### WHAT YOU HAVE TO DO
Convert these lines into a Markdown table with two columns, Row and Line, numbering each row and skipping any blank lines.
— START OF LISTING —
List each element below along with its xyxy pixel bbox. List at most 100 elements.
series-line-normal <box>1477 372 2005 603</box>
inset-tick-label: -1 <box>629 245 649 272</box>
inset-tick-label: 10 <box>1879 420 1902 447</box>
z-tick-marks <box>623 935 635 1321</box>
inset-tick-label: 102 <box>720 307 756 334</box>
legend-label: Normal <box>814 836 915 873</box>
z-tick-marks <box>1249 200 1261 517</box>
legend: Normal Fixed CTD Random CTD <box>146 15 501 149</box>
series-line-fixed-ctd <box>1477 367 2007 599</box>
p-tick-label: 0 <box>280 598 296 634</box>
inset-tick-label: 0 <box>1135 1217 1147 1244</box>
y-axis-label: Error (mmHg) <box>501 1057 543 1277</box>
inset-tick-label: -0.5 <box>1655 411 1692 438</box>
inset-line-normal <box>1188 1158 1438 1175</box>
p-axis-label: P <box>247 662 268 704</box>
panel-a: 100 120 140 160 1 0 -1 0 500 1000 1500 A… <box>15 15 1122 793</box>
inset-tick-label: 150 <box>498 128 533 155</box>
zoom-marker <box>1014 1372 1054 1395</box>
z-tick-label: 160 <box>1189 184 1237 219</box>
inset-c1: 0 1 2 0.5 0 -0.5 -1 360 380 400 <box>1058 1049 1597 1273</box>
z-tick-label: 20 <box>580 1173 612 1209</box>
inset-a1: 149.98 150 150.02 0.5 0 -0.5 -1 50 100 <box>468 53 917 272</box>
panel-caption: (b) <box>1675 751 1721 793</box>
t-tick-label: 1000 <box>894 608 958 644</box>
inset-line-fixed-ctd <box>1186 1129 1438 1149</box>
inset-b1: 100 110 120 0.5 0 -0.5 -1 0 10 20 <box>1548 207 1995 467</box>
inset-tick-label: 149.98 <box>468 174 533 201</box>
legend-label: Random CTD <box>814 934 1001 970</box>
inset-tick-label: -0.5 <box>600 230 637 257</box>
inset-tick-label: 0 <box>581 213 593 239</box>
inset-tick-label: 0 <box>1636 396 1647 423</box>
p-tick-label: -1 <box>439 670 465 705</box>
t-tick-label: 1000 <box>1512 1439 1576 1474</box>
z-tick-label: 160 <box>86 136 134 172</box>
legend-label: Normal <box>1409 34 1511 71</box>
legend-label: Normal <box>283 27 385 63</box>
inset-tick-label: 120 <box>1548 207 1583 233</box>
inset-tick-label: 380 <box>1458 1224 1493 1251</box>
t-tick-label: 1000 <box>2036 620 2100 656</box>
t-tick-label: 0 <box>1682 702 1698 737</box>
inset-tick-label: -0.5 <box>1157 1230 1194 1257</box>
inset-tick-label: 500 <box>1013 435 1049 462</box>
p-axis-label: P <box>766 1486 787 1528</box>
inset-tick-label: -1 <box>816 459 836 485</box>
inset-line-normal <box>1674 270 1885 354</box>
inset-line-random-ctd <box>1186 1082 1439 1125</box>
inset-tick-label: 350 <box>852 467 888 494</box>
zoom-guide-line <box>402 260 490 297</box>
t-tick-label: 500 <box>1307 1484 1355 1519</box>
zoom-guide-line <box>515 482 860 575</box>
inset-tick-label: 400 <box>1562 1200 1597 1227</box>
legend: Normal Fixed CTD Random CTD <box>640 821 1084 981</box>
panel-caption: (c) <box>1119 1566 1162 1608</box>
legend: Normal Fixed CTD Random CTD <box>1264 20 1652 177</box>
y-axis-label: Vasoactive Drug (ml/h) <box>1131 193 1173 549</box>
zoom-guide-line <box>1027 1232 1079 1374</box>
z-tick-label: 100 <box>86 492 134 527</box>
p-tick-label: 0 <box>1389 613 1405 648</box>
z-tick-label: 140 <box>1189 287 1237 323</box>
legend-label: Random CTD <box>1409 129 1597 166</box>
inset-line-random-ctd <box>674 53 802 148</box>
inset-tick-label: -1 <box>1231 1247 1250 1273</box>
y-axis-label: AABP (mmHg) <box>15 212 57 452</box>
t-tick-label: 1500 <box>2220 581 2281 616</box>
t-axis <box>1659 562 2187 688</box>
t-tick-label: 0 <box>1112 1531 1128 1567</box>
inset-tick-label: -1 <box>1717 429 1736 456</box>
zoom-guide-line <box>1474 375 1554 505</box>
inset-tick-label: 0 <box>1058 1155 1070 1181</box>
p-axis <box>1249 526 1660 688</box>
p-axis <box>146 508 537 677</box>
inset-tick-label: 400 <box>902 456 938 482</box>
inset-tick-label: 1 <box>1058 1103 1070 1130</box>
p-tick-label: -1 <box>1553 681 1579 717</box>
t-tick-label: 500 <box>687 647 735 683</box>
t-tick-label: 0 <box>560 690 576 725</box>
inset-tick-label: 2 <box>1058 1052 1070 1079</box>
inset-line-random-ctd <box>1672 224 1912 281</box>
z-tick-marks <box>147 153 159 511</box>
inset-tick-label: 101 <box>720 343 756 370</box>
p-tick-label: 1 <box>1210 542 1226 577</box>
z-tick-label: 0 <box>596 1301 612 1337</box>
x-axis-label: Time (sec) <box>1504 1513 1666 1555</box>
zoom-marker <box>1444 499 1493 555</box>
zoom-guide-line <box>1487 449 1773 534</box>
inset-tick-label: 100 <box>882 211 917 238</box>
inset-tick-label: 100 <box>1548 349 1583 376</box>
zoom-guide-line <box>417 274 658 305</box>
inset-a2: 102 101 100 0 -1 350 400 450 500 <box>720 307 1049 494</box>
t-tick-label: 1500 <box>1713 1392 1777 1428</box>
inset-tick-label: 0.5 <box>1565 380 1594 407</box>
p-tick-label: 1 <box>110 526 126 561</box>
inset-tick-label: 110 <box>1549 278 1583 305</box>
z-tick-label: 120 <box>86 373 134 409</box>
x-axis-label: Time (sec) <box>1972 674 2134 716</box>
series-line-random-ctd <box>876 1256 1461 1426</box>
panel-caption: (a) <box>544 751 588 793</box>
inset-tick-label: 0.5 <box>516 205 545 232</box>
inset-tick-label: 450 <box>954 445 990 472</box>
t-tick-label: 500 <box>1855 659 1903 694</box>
— END OF LISTING —
### ANSWER
| Row | Line |
|---|---|
| 1 | List each element below along with its xyxy pixel bbox. List at most 100 elements. |
| 2 | series-line-normal <box>1477 372 2005 603</box> |
| 3 | inset-tick-label: -1 <box>629 245 649 272</box> |
| 4 | inset-tick-label: 10 <box>1879 420 1902 447</box> |
| 5 | z-tick-marks <box>623 935 635 1321</box> |
| 6 | inset-tick-label: 102 <box>720 307 756 334</box> |
| 7 | legend-label: Normal <box>814 836 915 873</box> |
| 8 | z-tick-marks <box>1249 200 1261 517</box> |
| 9 | legend: Normal Fixed CTD Random CTD <box>146 15 501 149</box> |
| 10 | series-line-fixed-ctd <box>1477 367 2007 599</box> |
| 11 | p-tick-label: 0 <box>280 598 296 634</box> |
| 12 | inset-tick-label: 0 <box>1135 1217 1147 1244</box> |
| 13 | y-axis-label: Error (mmHg) <box>501 1057 543 1277</box> |
| 14 | inset-tick-label: -0.5 <box>1655 411 1692 438</box> |
| 15 | inset-line-normal <box>1188 1158 1438 1175</box> |
| 16 | p-axis-label: P <box>247 662 268 704</box> |
| 17 | panel-a: 100 120 140 160 1 0 -1 0 500 1000 1500 A… <box>15 15 1122 793</box> |
| 18 | inset-tick-label: 150 <box>498 128 533 155</box> |
| 19 | zoom-marker <box>1014 1372 1054 1395</box> |
| 20 | z-tick-label: 160 <box>1189 184 1237 219</box> |
| 21 | inset-c1: 0 1 2 0.5 0 -0.5 -1 360 380 400 <box>1058 1049 1597 1273</box> |
| 22 | z-tick-label: 20 <box>580 1173 612 1209</box> |
| 23 | inset-a1: 149.98 150 150.02 0.5 0 -0.5 -1 50 100 <box>468 53 917 272</box> |
| 24 | panel-caption: (b) <box>1675 751 1721 793</box> |
| 25 | t-tick-label: 1000 <box>894 608 958 644</box> |
| 26 | inset-line-fixed-ctd <box>1186 1129 1438 1149</box> |
| 27 | inset-b1: 100 110 120 0.5 0 -0.5 -1 0 10 20 <box>1548 207 1995 467</box> |
| 28 | inset-tick-label: 149.98 <box>468 174 533 201</box> |
| 29 | legend-label: Random CTD <box>814 934 1001 970</box> |
| 30 | inset-tick-label: -0.5 <box>600 230 637 257</box> |
| 31 | inset-tick-label: 0 <box>581 213 593 239</box> |
| 32 | inset-tick-label: 0 <box>1636 396 1647 423</box> |
| 33 | p-tick-label: -1 <box>439 670 465 705</box> |
| 34 | t-tick-label: 1000 <box>1512 1439 1576 1474</box> |
| 35 | z-tick-label: 160 <box>86 136 134 172</box> |
| 36 | legend-label: Normal <box>1409 34 1511 71</box> |
| 37 | legend-label: Normal <box>283 27 385 63</box> |
| 38 | inset-tick-label: 120 <box>1548 207 1583 233</box> |
| 39 | inset-tick-label: 380 <box>1458 1224 1493 1251</box> |
| 40 | t-tick-label: 1000 <box>2036 620 2100 656</box> |
| 41 | t-tick-label: 0 <box>1682 702 1698 737</box> |
| 42 | inset-tick-label: -0.5 <box>1157 1230 1194 1257</box> |
| 43 | inset-tick-label: 500 <box>1013 435 1049 462</box> |
| 44 | p-axis-label: P <box>766 1486 787 1528</box> |
| 45 | inset-tick-label: -1 <box>816 459 836 485</box> |
| 46 | inset-line-normal <box>1674 270 1885 354</box> |
| 47 | inset-line-random-ctd <box>1186 1082 1439 1125</box> |
| 48 | inset-tick-label: 350 <box>852 467 888 494</box> |
| 49 | zoom-guide-line <box>402 260 490 297</box> |
| 50 | t-tick-label: 500 <box>1307 1484 1355 1519</box> |
| 51 | zoom-guide-line <box>515 482 860 575</box> |
| 52 | inset-tick-label: 400 <box>1562 1200 1597 1227</box> |
| 53 | legend: Normal Fixed CTD Random CTD <box>640 821 1084 981</box> |
| 54 | panel-caption: (c) <box>1119 1566 1162 1608</box> |
| 55 | legend: Normal Fixed CTD Random CTD <box>1264 20 1652 177</box> |
| 56 | y-axis-label: Vasoactive Drug (ml/h) <box>1131 193 1173 549</box> |
| 57 | zoom-guide-line <box>1027 1232 1079 1374</box> |
| 58 | z-tick-label: 100 <box>86 492 134 527</box> |
| 59 | p-tick-label: 0 <box>1389 613 1405 648</box> |
| 60 | z-tick-label: 140 <box>1189 287 1237 323</box> |
| 61 | legend-label: Random CTD <box>1409 129 1597 166</box> |
| 62 | inset-line-random-ctd <box>674 53 802 148</box> |
| 63 | inset-tick-label: -1 <box>1231 1247 1250 1273</box> |
| 64 | y-axis-label: AABP (mmHg) <box>15 212 57 452</box> |
| 65 | t-tick-label: 1500 <box>2220 581 2281 616</box> |
| 66 | t-axis <box>1659 562 2187 688</box> |
| 67 | t-tick-label: 0 <box>1112 1531 1128 1567</box> |
| 68 | inset-tick-label: -1 <box>1717 429 1736 456</box> |
| 69 | zoom-guide-line <box>1474 375 1554 505</box> |
| 70 | inset-tick-label: 0 <box>1058 1155 1070 1181</box> |
| 71 | p-axis <box>1249 526 1660 688</box> |
| 72 | p-axis <box>146 508 537 677</box> |
| 73 | inset-tick-label: 400 <box>902 456 938 482</box> |
| 74 | inset-tick-label: 1 <box>1058 1103 1070 1130</box> |
| 75 | p-tick-label: -1 <box>1553 681 1579 717</box> |
| 76 | t-tick-label: 500 <box>687 647 735 683</box> |
| 77 | t-tick-label: 0 <box>560 690 576 725</box> |
| 78 | inset-tick-label: 2 <box>1058 1052 1070 1079</box> |
| 79 | inset-line-random-ctd <box>1672 224 1912 281</box> |
| 80 | z-tick-marks <box>147 153 159 511</box> |
| 81 | inset-tick-label: 101 <box>720 343 756 370</box> |
| 82 | p-tick-label: 1 <box>1210 542 1226 577</box> |
| 83 | z-tick-label: 0 <box>596 1301 612 1337</box> |
| 84 | x-axis-label: Time (sec) <box>1504 1513 1666 1555</box> |
| 85 | zoom-marker <box>1444 499 1493 555</box> |
| 86 | zoom-guide-line <box>1487 449 1773 534</box> |
| 87 | inset-tick-label: 100 <box>882 211 917 238</box> |
| 88 | inset-tick-label: 100 <box>1548 349 1583 376</box> |
| 89 | zoom-guide-line <box>417 274 658 305</box> |
| 90 | inset-a2: 102 101 100 0 -1 350 400 450 500 <box>720 307 1049 494</box> |
| 91 | t-tick-label: 1500 <box>1713 1392 1777 1428</box> |
| 92 | inset-tick-label: 0.5 <box>1565 380 1594 407</box> |
| 93 | p-tick-label: 1 <box>110 526 126 561</box> |
| 94 | inset-tick-label: 110 <box>1549 278 1583 305</box> |
| 95 | z-tick-label: 120 <box>86 373 134 409</box> |
| 96 | x-axis-label: Time (sec) <box>1972 674 2134 716</box> |
| 97 | series-line-random-ctd <box>876 1256 1461 1426</box> |
| 98 | panel-caption: (a) <box>544 751 588 793</box> |
| 99 | inset-tick-label: 0.5 <box>516 205 545 232</box> |
| 100 | inset-tick-label: 450 <box>954 445 990 472</box> |
| 101 | t-tick-label: 500 <box>1855 659 1903 694</box> |